### PROBLEM DETAILS
For each statement, say whether the report below on the sale of the Phnom Penh Post agrees, answering yes or no and quoting the words that decide it: (a) the Post was founded in 1992; (b) the sale announcement stated the price paid; (c) Khmer Times is owned by an Australian.

[Start SOURCE DOCUMENT]

FILE - A boy hangs up copies of the English-language Phnom Penh Post at a newsstand in Phnom Penh, Cambodia, Jan. 8, 2008.
FILE - A boy hangs up copies of the English-language Phnom Penh Post at a newsstand in Phnom Penh, Cambodia, Jan. 8, 2008.

The newspaper widely considered the last independent media voice in Cambodia has been sold by its Australian publisher to a Malaysian investor.

Saturday's announcement by Post Media CEO Bill Clough identified the buyer of the English-language Phnom Penh Post as Sivakumar G., who was described as having an experienced journalist's background and representing a strong investment group from Malaysia. No price was given.

"The recent times have been a challenge, as the worldwide decline in market share for newspaper advertising has also been felt here in Cambodia,'' Clough, who bought the newspaper in 2008, said in his statement.

Politics has been at least as big a threat to the Cambodian press.

Prime Minister Hun Sen's government has shuttered virtually all independent media and convinced the courts to dissolve the only credible opposition party ahead of a general election this July.

The Post's main English-language rival, the Cambodia Daily, shut its doors last year after being presented with an onerous tax bill, an action that many believe was politically motivated.

The Post in recent months was reported to also have faced a large bill for back taxes, but had denied its survival was at risk. However, it acknowledged that a court had ruled in favor of a former employee who sued it for money allegedly owed, and had issued an order for attaching its property, an action that has been deferred pending a Supreme Court hearing.

The Post was founded in 1992 as Cambodia sought to re-establish stability and democracy after the tumult of genocidal Khmer Rouge rule in the late 1970s.

A third English-language newspaper in Cambodia, Khmer Times, is owned by a Malaysian and is seen as close to the government.

[End SOURCE DOCUMENT]
[Start DATA EXCERPTS]

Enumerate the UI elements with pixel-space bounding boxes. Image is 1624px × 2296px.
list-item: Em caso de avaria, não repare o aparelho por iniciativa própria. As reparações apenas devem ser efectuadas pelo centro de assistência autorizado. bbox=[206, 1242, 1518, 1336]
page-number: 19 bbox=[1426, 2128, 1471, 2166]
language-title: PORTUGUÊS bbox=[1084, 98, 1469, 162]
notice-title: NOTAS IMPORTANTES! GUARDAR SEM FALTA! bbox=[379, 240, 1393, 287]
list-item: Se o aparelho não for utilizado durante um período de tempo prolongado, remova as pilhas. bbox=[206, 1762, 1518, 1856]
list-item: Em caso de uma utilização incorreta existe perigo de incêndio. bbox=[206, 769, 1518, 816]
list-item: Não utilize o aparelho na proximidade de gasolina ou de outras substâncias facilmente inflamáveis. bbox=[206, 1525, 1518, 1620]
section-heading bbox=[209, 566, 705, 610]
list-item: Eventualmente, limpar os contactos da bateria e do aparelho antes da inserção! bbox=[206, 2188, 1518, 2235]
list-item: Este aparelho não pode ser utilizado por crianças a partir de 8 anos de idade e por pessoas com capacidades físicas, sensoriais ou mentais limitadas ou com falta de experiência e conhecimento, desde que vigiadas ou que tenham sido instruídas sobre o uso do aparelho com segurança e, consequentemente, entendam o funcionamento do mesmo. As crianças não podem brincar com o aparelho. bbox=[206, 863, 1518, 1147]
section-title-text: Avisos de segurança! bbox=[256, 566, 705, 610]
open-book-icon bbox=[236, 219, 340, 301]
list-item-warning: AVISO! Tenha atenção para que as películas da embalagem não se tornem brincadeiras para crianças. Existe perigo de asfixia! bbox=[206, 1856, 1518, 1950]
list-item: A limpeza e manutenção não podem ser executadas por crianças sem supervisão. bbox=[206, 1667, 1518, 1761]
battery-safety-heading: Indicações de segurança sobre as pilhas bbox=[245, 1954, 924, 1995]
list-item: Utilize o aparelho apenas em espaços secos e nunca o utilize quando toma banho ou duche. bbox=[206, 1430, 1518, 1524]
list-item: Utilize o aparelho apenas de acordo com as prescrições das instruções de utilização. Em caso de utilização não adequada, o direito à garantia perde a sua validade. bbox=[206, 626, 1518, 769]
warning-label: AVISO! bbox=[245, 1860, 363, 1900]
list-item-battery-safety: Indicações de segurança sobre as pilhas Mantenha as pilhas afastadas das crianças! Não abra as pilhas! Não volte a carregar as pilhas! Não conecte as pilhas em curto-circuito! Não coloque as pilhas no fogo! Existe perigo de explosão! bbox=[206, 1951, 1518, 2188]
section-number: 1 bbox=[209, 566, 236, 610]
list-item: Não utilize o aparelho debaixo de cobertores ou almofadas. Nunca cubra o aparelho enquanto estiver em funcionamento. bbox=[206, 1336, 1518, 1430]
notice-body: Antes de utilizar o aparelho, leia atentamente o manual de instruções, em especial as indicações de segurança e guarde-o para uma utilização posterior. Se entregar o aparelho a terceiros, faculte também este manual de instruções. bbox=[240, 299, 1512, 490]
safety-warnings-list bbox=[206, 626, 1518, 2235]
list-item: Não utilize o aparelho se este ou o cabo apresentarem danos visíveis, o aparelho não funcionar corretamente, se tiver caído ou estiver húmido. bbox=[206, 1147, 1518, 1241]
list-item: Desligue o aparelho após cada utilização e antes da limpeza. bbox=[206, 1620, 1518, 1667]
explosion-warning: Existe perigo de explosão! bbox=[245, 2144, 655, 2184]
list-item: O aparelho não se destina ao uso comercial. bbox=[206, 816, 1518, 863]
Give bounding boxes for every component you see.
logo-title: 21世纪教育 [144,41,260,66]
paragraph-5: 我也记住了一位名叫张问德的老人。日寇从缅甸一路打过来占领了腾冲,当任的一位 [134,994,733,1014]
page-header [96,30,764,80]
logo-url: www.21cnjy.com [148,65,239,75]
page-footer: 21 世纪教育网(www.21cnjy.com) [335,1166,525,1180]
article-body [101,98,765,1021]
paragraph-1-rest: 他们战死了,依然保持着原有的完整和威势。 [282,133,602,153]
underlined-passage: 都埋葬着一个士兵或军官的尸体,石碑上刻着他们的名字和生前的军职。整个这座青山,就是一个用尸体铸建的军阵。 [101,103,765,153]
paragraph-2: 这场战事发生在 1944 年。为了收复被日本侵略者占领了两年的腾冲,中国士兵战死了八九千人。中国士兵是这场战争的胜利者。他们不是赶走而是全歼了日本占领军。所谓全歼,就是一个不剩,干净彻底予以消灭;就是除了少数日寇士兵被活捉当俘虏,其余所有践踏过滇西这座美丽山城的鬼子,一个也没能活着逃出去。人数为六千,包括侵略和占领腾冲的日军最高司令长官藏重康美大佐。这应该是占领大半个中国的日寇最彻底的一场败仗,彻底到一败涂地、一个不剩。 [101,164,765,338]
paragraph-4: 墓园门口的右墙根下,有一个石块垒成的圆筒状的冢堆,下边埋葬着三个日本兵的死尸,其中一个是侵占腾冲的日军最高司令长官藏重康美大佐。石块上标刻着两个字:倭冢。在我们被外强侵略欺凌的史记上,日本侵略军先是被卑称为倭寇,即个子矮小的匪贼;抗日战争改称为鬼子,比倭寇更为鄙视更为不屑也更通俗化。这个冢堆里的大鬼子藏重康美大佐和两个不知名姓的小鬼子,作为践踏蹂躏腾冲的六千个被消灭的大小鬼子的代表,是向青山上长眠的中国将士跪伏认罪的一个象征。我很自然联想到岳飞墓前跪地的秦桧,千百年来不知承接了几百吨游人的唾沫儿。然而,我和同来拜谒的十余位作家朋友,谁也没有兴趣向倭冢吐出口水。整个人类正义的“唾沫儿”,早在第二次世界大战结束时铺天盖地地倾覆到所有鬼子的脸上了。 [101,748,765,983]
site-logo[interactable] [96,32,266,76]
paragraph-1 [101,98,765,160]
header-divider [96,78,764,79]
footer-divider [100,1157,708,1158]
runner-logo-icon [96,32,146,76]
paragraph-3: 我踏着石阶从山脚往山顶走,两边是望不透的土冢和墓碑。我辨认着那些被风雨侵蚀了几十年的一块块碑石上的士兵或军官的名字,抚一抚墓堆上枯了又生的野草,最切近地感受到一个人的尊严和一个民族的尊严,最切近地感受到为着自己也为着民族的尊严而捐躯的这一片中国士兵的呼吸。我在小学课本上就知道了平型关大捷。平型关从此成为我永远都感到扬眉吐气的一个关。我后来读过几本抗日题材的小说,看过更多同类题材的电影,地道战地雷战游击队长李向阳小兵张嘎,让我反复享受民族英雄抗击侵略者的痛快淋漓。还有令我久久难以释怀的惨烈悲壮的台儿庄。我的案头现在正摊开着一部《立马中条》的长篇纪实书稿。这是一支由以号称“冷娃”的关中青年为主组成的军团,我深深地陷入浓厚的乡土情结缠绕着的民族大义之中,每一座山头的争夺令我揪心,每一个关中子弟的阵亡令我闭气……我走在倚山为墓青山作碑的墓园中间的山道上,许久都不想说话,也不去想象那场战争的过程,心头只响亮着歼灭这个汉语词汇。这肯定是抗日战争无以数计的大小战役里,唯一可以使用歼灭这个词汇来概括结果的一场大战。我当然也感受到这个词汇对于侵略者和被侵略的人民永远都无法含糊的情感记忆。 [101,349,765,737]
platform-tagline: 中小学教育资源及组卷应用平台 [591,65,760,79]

[End DATA EXCERPTS]

### PROBLEM SOLUTION
(a) Yes: "The Post was founded in 1992"
(b) No: "No price was given."
(c) No: "Khmer Times, is owned by a Malaysian"